● **Data**
----
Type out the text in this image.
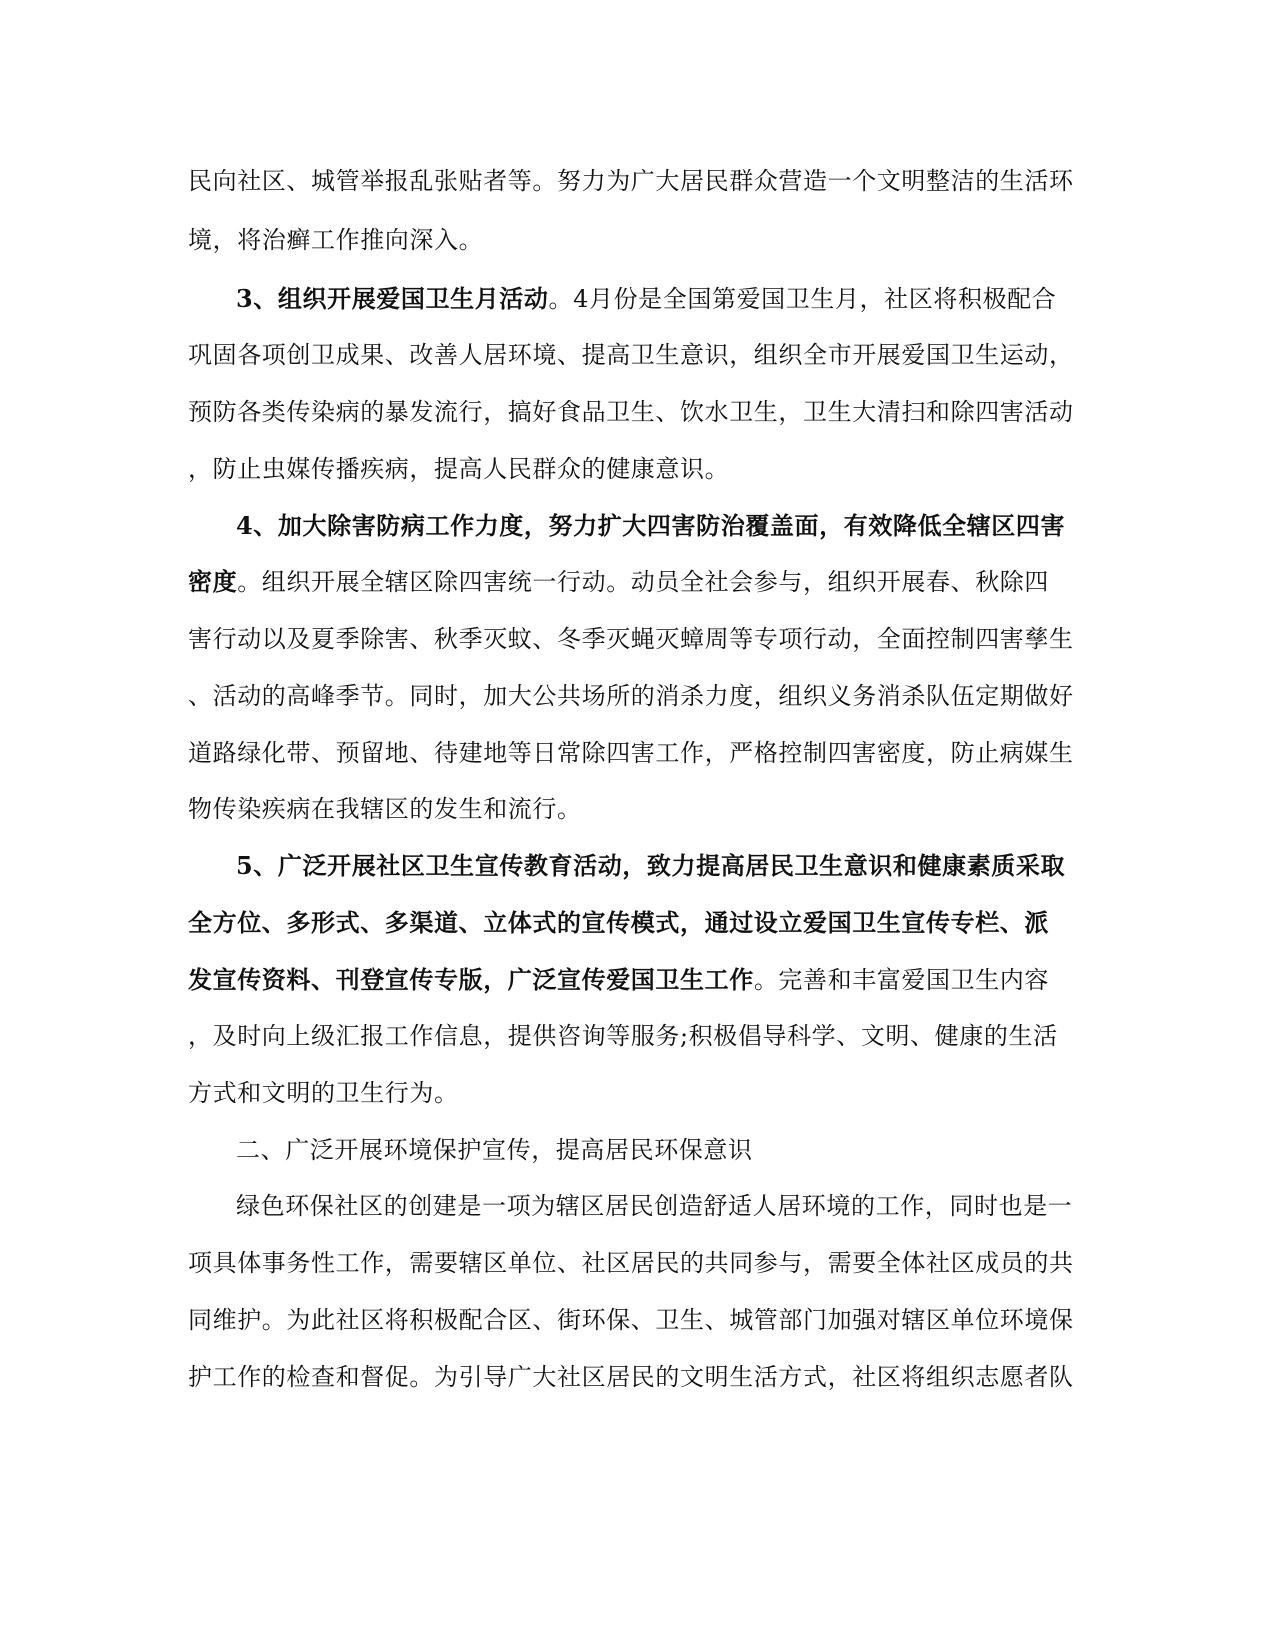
民向社区、城管举报乱张贴者等。努力为广大居民群众营造一个文明整洁的生活环
境，将治癣工作推向深入。
3、组织开展爱国卫生月活动。4月份是全国第爱国卫生月，社区将积极配合
巩固各项创卫成果、改善人居环境、提高卫生意识，组织全市开展爱国卫生运动，
预防各类传染病的暴发流行，搞好食品卫生、饮水卫生，卫生大清扫和除四害活动
，防止虫媒传播疾病，提高人民群众的健康意识。
4、加大除害防病工作力度，努力扩大四害防治覆盖面，有效降低全辖区四害
密度。组织开展全辖区除四害统一行动。动员全社会参与，组织开展春、秋除四
害行动以及夏季除害、秋季灭蚊、冬季灭蝇灭蟑周等专项行动，全面控制四害孳生
、活动的高峰季节。同时，加大公共场所的消杀力度，组织义务消杀队伍定期做好
道路绿化带、预留地、待建地等日常除四害工作，严格控制四害密度，防止病媒生
物传染疾病在我辖区的发生和流行。
5、广泛开展社区卫生宣传教育活动，致力提高居民卫生意识和健康素质采取
全方位、多形式、多渠道、立体式的宣传模式，通过设立爱国卫生宣传专栏、派
发宣传资料、刊登宣传专版，广泛宣传爱国卫生工作。完善和丰富爱国卫生内容
，及时向上级汇报工作信息，提供咨询等服务;积极倡导科学、文明、健康的生活
方式和文明的卫生行为。
二、广泛开展环境保护宣传，提高居民环保意识
绿色环保社区的创建是一项为辖区居民创造舒适人居环境的工作，同时也是一
项具体事务性工作，需要辖区单位、社区居民的共同参与，需要全体社区成员的共
同维护。为此社区将积极配合区、街环保、卫生、城管部门加强对辖区单位环境保
护工作的检查和督促。为引导广大社区居民的文明生活方式，社区将组织志愿者队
----
● **Task description**
Exactly as written, return every line of the listing, but not the pictures.

● **Task response**
Type out the text in this image.
民向社区、城管举报乱张贴者等。努力为广大居民群众营造一个文明整洁的生活环
境，将治癣工作推向深入。
3、组织开展爱国卫生月活动。4月份是全国第爱国卫生月，社区将积极配合
巩固各项创卫成果、改善人居环境、提高卫生意识，组织全市开展爱国卫生运动，
预防各类传染病的暴发流行，搞好食品卫生、饮水卫生，卫生大清扫和除四害活动
，防止虫媒传播疾病，提高人民群众的健康意识。
4、加大除害防病工作力度，努力扩大四害防治覆盖面，有效降低全辖区四害
密度。组织开展全辖区除四害统一行动。动员全社会参与，组织开展春、秋除四
害行动以及夏季除害、秋季灭蚊、冬季灭蝇灭蟑周等专项行动，全面控制四害孳生
、活动的高峰季节。同时，加大公共场所的消杀力度，组织义务消杀队伍定期做好
道路绿化带、预留地、待建地等日常除四害工作，严格控制四害密度，防止病媒生
物传染疾病在我辖区的发生和流行。
5、广泛开展社区卫生宣传教育活动，致力提高居民卫生意识和健康素质采取
全方位、多形式、多渠道、立体式的宣传模式，通过设立爱国卫生宣传专栏、派
发宣传资料、刊登宣传专版，广泛宣传爱国卫生工作。完善和丰富爱国卫生内容
，及时向上级汇报工作信息，提供咨询等服务;积极倡导科学、文明、健康的生活
方式和文明的卫生行为。
二、广泛开展环境保护宣传，提高居民环保意识
绿色环保社区的创建是一项为辖区居民创造舒适人居环境的工作，同时也是一
项具体事务性工作，需要辖区单位、社区居民的共同参与，需要全体社区成员的共
同维护。为此社区将积极配合区、街环保、卫生、城管部门加强对辖区单位环境保
护工作的检查和督促。为引导广大社区居民的文明生活方式，社区将组织志愿者队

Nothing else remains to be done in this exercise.